Transcribe the full listing below exactly.

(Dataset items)
########

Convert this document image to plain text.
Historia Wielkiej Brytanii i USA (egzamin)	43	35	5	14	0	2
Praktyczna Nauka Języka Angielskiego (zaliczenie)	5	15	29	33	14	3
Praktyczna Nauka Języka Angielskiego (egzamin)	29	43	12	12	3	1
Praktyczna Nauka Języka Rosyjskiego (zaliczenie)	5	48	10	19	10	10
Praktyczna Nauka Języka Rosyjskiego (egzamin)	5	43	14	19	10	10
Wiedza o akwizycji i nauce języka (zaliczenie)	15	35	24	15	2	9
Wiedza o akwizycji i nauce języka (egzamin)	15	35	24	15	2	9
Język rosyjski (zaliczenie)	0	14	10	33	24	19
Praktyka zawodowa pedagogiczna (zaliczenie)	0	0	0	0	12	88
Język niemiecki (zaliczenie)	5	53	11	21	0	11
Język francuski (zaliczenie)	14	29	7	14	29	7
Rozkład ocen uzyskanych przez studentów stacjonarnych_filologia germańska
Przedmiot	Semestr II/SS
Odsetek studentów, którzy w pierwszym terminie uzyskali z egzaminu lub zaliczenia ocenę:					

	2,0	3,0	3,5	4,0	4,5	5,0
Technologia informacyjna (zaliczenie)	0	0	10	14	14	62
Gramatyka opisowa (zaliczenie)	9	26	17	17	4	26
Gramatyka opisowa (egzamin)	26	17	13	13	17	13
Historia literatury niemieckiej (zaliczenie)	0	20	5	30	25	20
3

########

### [Task answer]
Convert this document image to plain text.
Historia Wielkiej Brytanii i USA (egzamin)	43	35	5	14	0	2
Praktyczna Nauka Języka Angielskiego (zaliczenie)	5	15	29	33	14	3
Praktyczna Nauka Języka Angielskiego (egzamin)	29	43	12	12	3	1
Praktyczna Nauka Języka Rosyjskiego (zaliczenie)	5	48	10	19	10	10
Praktyczna Nauka Języka Rosyjskiego (egzamin)	5	43	14	19	10	10
Wiedza o akwizycji i nauce języka (zaliczenie)	15	35	24	15	2	9
Wiedza o akwizycji i nauce języka (egzamin)	15	35	24	15	2	9
Język rosyjski (zaliczenie)	0	14	10	33	24	19
Praktyka zawodowa pedagogiczna (zaliczenie)	0	0	0	0	12	88
Język niemiecki (zaliczenie)	5	53	11	21	0	11
Język francuski (zaliczenie)	14	29	7	14	29	7
Rozkład ocen uzyskanych przez studentów stacjonarnych_filologia germańska
Przedmiot	Semestr II/SS
Odsetek studentów, którzy w pierwszym terminie uzyskali z egzaminu lub zaliczenia ocenę:					

	2,0	3,0	3,5	4,0	4,5	5,0
Technologia informacyjna (zaliczenie)	0	0	10	14	14	62
Gramatyka opisowa (zaliczenie)	9	26	17	17	4	26
Gramatyka opisowa (egzamin)	26	17	13	13	17	13
Historia literatury niemieckiej (zaliczenie)	0	20	5	30	25	20
3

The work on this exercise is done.